- **DATASET RECORDS**

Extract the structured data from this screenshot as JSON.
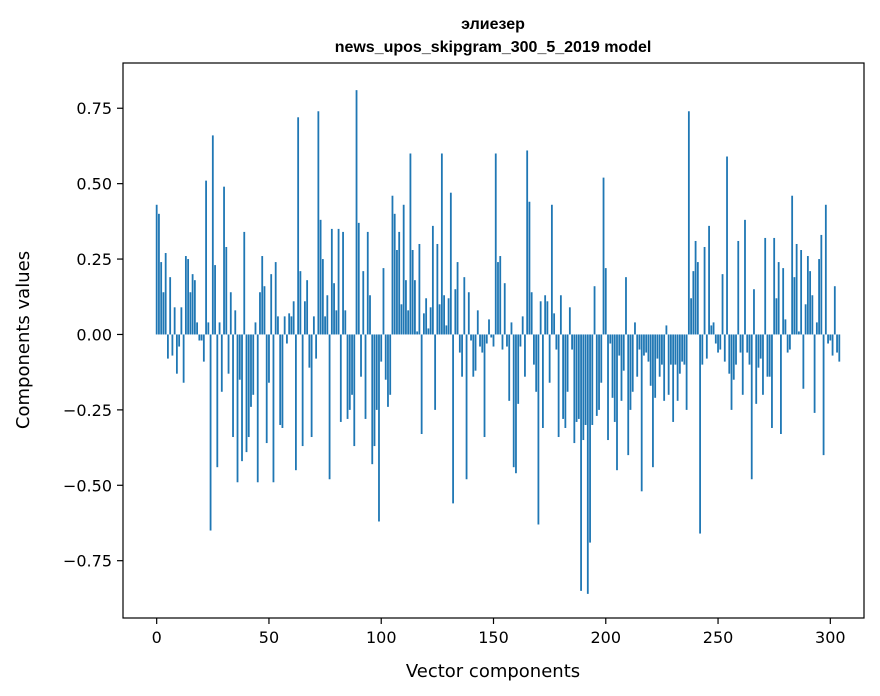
{
  "chart_data": {
    "type": "bar",
    "title": "элиезер",
    "subtitle": "news_upos_skipgram_300_5_2019 model",
    "xlabel": "Vector components",
    "ylabel": "Components values",
    "xlim": [
      -15,
      315
    ],
    "ylim": [
      -0.94,
      0.9
    ],
    "xticks": [
      0,
      50,
      100,
      150,
      200,
      250,
      300
    ],
    "xtick_labels": [
      "0",
      "50",
      "100",
      "150",
      "200",
      "250",
      "300"
    ],
    "yticks": [
      -0.75,
      -0.5,
      -0.25,
      0.0,
      0.25,
      0.5,
      0.75
    ],
    "ytick_labels": [
      "−0.75",
      "−0.50",
      "−0.25",
      "0.00",
      "0.25",
      "0.50",
      "0.75"
    ],
    "grid": false,
    "color": "#1f77b4",
    "x_start": 0,
    "values": [
      0.43,
      0.4,
      0.24,
      0.14,
      0.27,
      -0.08,
      0.19,
      -0.07,
      0.09,
      -0.13,
      -0.04,
      0.09,
      -0.16,
      0.26,
      0.25,
      0.14,
      0.2,
      0.18,
      0.04,
      -0.02,
      -0.02,
      -0.09,
      0.51,
      0.04,
      -0.65,
      0.66,
      0.23,
      -0.44,
      0.04,
      -0.19,
      0.49,
      0.29,
      -0.13,
      0.14,
      -0.34,
      0.08,
      -0.49,
      -0.15,
      -0.42,
      0.34,
      -0.39,
      -0.34,
      -0.24,
      -0.2,
      0.04,
      -0.49,
      0.14,
      0.26,
      0.16,
      -0.36,
      -0.16,
      0.2,
      -0.49,
      0.24,
      0.06,
      -0.3,
      -0.31,
      0.06,
      -0.03,
      0.07,
      0.06,
      0.11,
      -0.45,
      0.72,
      0.21,
      -0.37,
      0.11,
      0.18,
      -0.11,
      -0.34,
      0.06,
      -0.08,
      0.74,
      0.38,
      0.25,
      0.06,
      0.13,
      -0.48,
      0.35,
      0.17,
      0.08,
      0.35,
      -0.29,
      0.34,
      0.08,
      -0.28,
      -0.25,
      -0.2,
      -0.37,
      0.81,
      0.37,
      -0.14,
      0.21,
      -0.28,
      0.34,
      0.13,
      -0.43,
      -0.37,
      -0.25,
      -0.62,
      -0.09,
      0.22,
      -0.15,
      -0.24,
      -0.2,
      0.46,
      0.4,
      0.28,
      0.34,
      0.1,
      0.43,
      0.18,
      0.08,
      0.6,
      0.28,
      0.18,
      0.01,
      0.3,
      -0.33,
      0.07,
      0.12,
      0.02,
      0.09,
      0.36,
      -0.25,
      0.3,
      0.1,
      0.6,
      0.13,
      0.03,
      0.12,
      0.47,
      -0.56,
      0.15,
      0.24,
      -0.06,
      -0.14,
      0.19,
      -0.48,
      0.14,
      -0.02,
      -0.14,
      -0.12,
      0.08,
      -0.04,
      -0.06,
      -0.34,
      -0.03,
      0.05,
      -0.01,
      -0.04,
      0.6,
      0.24,
      0.26,
      -0.05,
      0.17,
      -0.04,
      -0.22,
      0.04,
      -0.44,
      -0.46,
      -0.23,
      -0.04,
      0.06,
      -0.14,
      0.61,
      0.44,
      0.14,
      -0.1,
      -0.19,
      -0.63,
      0.11,
      -0.31,
      0.13,
      0.11,
      -0.16,
      0.43,
      0.07,
      -0.05,
      -0.34,
      0.13,
      -0.28,
      -0.31,
      -0.19,
      0.09,
      -0.05,
      -0.36,
      -0.29,
      -0.28,
      -0.85,
      -0.35,
      -0.3,
      -0.86,
      -0.69,
      -0.3,
      0.16,
      -0.27,
      -0.25,
      -0.16,
      0.52,
      0.22,
      -0.35,
      -0.03,
      -0.21,
      -0.29,
      -0.45,
      -0.07,
      -0.22,
      -0.12,
      0.19,
      -0.4,
      -0.25,
      -0.19,
      0.04,
      -0.14,
      -0.05,
      -0.52,
      -0.07,
      -0.06,
      -0.09,
      -0.17,
      -0.44,
      -0.21,
      -0.08,
      -0.14,
      -0.1,
      -0.22,
      0.03,
      -0.2,
      -0.1,
      -0.29,
      -0.1,
      -0.22,
      -0.13,
      -0.09,
      -0.1,
      -0.25,
      0.74,
      0.12,
      0.21,
      0.31,
      0.24,
      -0.66,
      -0.1,
      0.29,
      -0.08,
      0.36,
      0.03,
      0.04,
      -0.03,
      -0.06,
      -0.05,
      0.2,
      -0.09,
      0.59,
      -0.13,
      -0.25,
      -0.15,
      -0.1,
      0.31,
      -0.06,
      -0.2,
      0.38,
      -0.06,
      -0.1,
      -0.48,
      0.15,
      -0.23,
      -0.11,
      -0.08,
      -0.2,
      0.32,
      -0.14,
      -0.14,
      -0.31,
      0.32,
      0.12,
      0.24,
      -0.33,
      0.22,
      0.05,
      -0.06,
      -0.05,
      0.46,
      0.19,
      0.3,
      0.01,
      0.28,
      -0.18,
      0.1,
      0.26,
      0.21,
      0.13,
      -0.26,
      0.04,
      0.25,
      0.33,
      -0.4,
      0.43,
      -0.03,
      -0.02,
      -0.07,
      0.16,
      -0.06,
      -0.09
    ]
  }
}
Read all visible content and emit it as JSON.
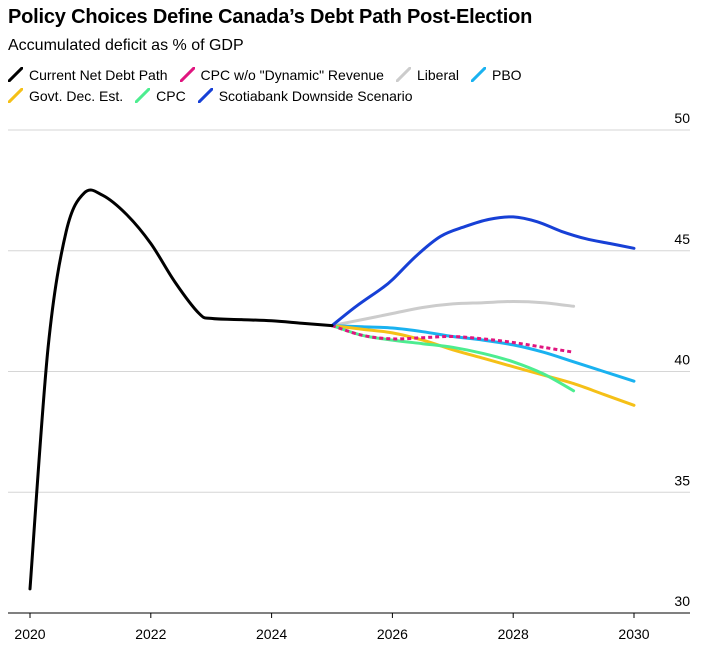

- **GIVEN INSTRUCTION**
Without the pictures, restate all the entries above exactly.

- **SOLVED EXERCISE**
Extract the structured data from this screenshot as JSON.
{
  "chart_data": {
    "type": "bar",
    "title": "элиезер",
    "subtitle": "news_upos_skipgram_300_5_2019 model",
    "xlabel": "Vector components",
    "ylabel": "Components values",
    "xlim": [
      -15,
      315
    ],
    "ylim": [
      -0.94,
      0.9
    ],
    "xticks": [
      0,
      50,
      100,
      150,
      200,
      250,
      300
    ],
    "xtick_labels": [
      "0",
      "50",
      "100",
      "150",
      "200",
      "250",
      "300"
    ],
    "yticks": [
      -0.75,
      -0.5,
      -0.25,
      0.0,
      0.25,
      0.5,
      0.75
    ],
    "ytick_labels": [
      "−0.75",
      "−0.50",
      "−0.25",
      "0.00",
      "0.25",
      "0.50",
      "0.75"
    ],
    "grid": false,
    "color": "#1f77b4",
    "x_start": 0,
    "values": [
      0.43,
      0.4,
      0.24,
      0.14,
      0.27,
      -0.08,
      0.19,
      -0.07,
      0.09,
      -0.13,
      -0.04,
      0.09,
      -0.16,
      0.26,
      0.25,
      0.14,
      0.2,
      0.18,
      0.04,
      -0.02,
      -0.02,
      -0.09,
      0.51,
      0.04,
      -0.65,
      0.66,
      0.23,
      -0.44,
      0.04,
      -0.19,
      0.49,
      0.29,
      -0.13,
      0.14,
      -0.34,
      0.08,
      -0.49,
      -0.15,
      -0.42,
      0.34,
      -0.39,
      -0.34,
      -0.24,
      -0.2,
      0.04,
      -0.49,
      0.14,
      0.26,
      0.16,
      -0.36,
      -0.16,
      0.2,
      -0.49,
      0.24,
      0.06,
      -0.3,
      -0.31,
      0.06,
      -0.03,
      0.07,
      0.06,
      0.11,
      -0.45,
      0.72,
      0.21,
      -0.37,
      0.11,
      0.18,
      -0.11,
      -0.34,
      0.06,
      -0.08,
      0.74,
      0.38,
      0.25,
      0.06,
      0.13,
      -0.48,
      0.35,
      0.17,
      0.08,
      0.35,
      -0.29,
      0.34,
      0.08,
      -0.28,
      -0.25,
      -0.2,
      -0.37,
      0.81,
      0.37,
      -0.14,
      0.21,
      -0.28,
      0.34,
      0.13,
      -0.43,
      -0.37,
      -0.25,
      -0.62,
      -0.09,
      0.22,
      -0.15,
      -0.24,
      -0.2,
      0.46,
      0.4,
      0.28,
      0.34,
      0.1,
      0.43,
      0.18,
      0.08,
      0.6,
      0.28,
      0.18,
      0.01,
      0.3,
      -0.33,
      0.07,
      0.12,
      0.02,
      0.09,
      0.36,
      -0.25,
      0.3,
      0.1,
      0.6,
      0.13,
      0.03,
      0.12,
      0.47,
      -0.56,
      0.15,
      0.24,
      -0.06,
      -0.14,
      0.19,
      -0.48,
      0.14,
      -0.02,
      -0.14,
      -0.12,
      0.08,
      -0.04,
      -0.06,
      -0.34,
      -0.03,
      0.05,
      -0.01,
      -0.04,
      0.6,
      0.24,
      0.26,
      -0.05,
      0.17,
      -0.04,
      -0.22,
      0.04,
      -0.44,
      -0.46,
      -0.23,
      -0.04,
      0.06,
      -0.14,
      0.61,
      0.44,
      0.14,
      -0.1,
      -0.19,
      -0.63,
      0.11,
      -0.31,
      0.13,
      0.11,
      -0.16,
      0.43,
      0.07,
      -0.05,
      -0.34,
      0.13,
      -0.28,
      -0.31,
      -0.19,
      0.09,
      -0.05,
      -0.36,
      -0.29,
      -0.28,
      -0.85,
      -0.35,
      -0.3,
      -0.86,
      -0.69,
      -0.3,
      0.16,
      -0.27,
      -0.25,
      -0.16,
      0.52,
      0.22,
      -0.35,
      -0.03,
      -0.21,
      -0.29,
      -0.45,
      -0.07,
      -0.22,
      -0.12,
      0.19,
      -0.4,
      -0.25,
      -0.19,
      0.04,
      -0.14,
      -0.05,
      -0.52,
      -0.07,
      -0.06,
      -0.09,
      -0.17,
      -0.44,
      -0.21,
      -0.08,
      -0.14,
      -0.1,
      -0.22,
      0.03,
      -0.2,
      -0.1,
      -0.29,
      -0.1,
      -0.22,
      -0.13,
      -0.09,
      -0.1,
      -0.25,
      0.74,
      0.12,
      0.21,
      0.31,
      0.24,
      -0.66,
      -0.1,
      0.29,
      -0.08,
      0.36,
      0.03,
      0.04,
      -0.03,
      -0.06,
      -0.05,
      0.2,
      -0.09,
      0.59,
      -0.13,
      -0.25,
      -0.15,
      -0.1,
      0.31,
      -0.06,
      -0.2,
      0.38,
      -0.06,
      -0.1,
      -0.48,
      0.15,
      -0.23,
      -0.11,
      -0.08,
      -0.2,
      0.32,
      -0.14,
      -0.14,
      -0.31,
      0.32,
      0.12,
      0.24,
      -0.33,
      0.22,
      0.05,
      -0.06,
      -0.05,
      0.46,
      0.19,
      0.3,
      0.01,
      0.28,
      -0.18,
      0.1,
      0.26,
      0.21,
      0.13,
      -0.26,
      0.04,
      0.25,
      0.33,
      -0.4,
      0.43,
      -0.03,
      -0.02,
      -0.07,
      0.16,
      -0.06,
      -0.09
    ]
  }
}
Read all visible content and emit it as JSON.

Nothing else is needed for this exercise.